Given exercise | Extract each line from the entries below that has the string "Risk" in it.

[start Recorded data]

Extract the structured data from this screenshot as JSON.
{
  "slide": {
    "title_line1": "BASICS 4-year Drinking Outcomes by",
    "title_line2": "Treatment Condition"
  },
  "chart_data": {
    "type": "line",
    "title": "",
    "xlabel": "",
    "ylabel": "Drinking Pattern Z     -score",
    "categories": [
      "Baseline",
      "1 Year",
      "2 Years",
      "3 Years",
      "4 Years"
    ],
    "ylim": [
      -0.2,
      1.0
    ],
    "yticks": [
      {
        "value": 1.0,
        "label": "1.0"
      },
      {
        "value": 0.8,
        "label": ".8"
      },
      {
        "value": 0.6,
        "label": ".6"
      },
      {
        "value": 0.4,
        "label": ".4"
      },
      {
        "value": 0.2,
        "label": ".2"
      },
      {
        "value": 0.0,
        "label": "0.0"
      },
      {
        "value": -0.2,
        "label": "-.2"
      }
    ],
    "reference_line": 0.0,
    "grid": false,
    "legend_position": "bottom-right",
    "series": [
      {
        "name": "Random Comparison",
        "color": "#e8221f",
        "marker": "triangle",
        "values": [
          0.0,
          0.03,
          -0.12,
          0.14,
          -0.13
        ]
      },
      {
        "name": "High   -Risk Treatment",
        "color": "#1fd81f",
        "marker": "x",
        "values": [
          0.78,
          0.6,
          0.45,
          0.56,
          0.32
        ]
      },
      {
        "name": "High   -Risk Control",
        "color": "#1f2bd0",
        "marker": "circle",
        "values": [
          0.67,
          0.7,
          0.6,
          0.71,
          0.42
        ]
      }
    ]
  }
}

[end Recorded data]
[start Recorded data]

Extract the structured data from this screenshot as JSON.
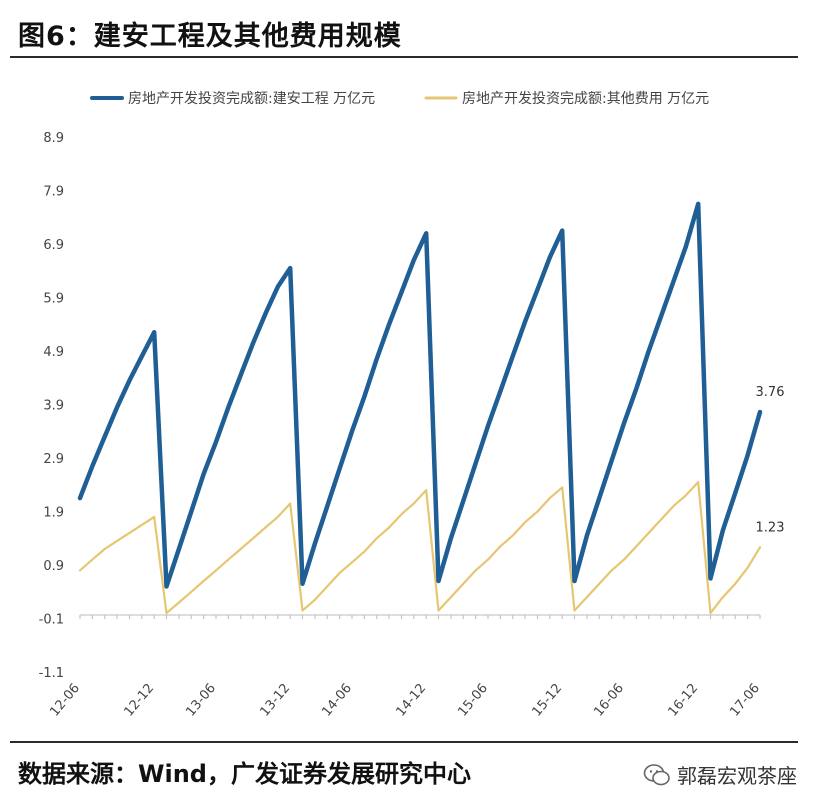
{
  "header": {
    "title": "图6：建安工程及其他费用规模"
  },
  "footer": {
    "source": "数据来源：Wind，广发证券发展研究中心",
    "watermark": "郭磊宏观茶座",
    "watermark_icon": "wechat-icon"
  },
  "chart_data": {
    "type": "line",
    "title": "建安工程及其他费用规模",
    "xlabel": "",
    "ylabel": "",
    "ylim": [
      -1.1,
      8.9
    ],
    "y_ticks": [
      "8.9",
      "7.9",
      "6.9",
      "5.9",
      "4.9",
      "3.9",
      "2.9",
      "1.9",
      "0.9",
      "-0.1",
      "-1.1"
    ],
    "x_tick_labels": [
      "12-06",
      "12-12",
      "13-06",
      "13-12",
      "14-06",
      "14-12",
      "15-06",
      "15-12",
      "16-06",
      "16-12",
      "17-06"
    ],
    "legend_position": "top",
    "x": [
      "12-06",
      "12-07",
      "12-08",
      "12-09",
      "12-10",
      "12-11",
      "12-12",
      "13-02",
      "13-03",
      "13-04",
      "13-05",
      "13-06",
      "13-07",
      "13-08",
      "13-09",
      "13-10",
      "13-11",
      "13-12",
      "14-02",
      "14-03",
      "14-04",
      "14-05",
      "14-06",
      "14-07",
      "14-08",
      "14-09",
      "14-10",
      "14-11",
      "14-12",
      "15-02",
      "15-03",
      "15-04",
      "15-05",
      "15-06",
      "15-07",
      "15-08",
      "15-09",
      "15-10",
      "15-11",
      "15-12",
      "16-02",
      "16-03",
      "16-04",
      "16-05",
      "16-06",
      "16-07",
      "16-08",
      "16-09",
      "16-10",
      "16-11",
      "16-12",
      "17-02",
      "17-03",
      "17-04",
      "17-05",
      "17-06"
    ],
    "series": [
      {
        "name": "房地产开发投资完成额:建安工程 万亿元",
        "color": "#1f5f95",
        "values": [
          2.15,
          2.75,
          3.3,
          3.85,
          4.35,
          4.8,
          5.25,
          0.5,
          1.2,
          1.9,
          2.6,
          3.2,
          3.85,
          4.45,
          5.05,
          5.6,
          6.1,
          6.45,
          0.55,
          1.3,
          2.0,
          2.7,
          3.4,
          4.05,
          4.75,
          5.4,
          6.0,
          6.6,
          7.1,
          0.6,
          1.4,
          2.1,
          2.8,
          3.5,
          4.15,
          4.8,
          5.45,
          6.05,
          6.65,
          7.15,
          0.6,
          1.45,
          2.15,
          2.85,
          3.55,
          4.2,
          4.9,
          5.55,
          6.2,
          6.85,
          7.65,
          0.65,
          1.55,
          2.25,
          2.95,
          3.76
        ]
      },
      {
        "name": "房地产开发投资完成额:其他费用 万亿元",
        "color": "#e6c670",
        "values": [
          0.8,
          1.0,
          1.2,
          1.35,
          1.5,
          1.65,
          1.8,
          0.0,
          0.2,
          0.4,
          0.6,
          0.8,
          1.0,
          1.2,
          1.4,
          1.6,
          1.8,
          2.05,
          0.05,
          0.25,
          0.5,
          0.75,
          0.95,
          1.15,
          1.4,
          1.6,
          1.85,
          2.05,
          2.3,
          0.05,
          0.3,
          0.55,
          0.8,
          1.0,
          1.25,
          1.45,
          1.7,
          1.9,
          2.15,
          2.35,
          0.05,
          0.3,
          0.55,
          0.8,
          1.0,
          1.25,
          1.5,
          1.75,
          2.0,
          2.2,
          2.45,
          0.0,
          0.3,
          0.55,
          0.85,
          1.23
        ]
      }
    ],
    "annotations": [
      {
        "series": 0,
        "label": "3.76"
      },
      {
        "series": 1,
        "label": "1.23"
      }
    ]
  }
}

[end Recorded data]
[start Recorded data]

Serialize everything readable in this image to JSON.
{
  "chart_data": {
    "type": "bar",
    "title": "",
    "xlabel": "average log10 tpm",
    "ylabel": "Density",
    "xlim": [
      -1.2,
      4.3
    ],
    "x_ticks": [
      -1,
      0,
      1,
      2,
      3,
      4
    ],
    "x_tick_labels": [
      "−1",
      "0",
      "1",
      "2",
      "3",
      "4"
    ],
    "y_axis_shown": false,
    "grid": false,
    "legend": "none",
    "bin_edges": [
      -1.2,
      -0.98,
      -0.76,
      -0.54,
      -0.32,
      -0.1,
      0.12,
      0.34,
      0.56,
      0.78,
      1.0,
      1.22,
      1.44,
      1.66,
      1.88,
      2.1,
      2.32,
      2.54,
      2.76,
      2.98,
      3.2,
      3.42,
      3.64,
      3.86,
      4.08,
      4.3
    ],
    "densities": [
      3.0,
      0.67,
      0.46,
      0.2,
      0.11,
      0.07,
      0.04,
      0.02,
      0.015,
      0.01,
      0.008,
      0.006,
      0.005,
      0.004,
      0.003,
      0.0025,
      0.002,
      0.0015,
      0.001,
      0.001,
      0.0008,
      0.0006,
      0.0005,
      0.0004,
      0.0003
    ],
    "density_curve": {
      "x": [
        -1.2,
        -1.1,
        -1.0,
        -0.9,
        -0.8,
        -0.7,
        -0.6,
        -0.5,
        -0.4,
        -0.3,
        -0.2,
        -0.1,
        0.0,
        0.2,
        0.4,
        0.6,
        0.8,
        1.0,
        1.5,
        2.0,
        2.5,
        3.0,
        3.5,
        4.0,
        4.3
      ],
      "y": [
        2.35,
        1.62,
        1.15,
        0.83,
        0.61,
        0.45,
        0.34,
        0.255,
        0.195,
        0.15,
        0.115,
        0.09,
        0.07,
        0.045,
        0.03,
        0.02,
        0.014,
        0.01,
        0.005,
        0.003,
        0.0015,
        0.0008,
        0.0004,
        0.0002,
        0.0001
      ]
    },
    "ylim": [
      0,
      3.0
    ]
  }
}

[end Recorded data]

Reply |
        "name": "High   -Risk Treatment",
        "name": "High   -Risk Control",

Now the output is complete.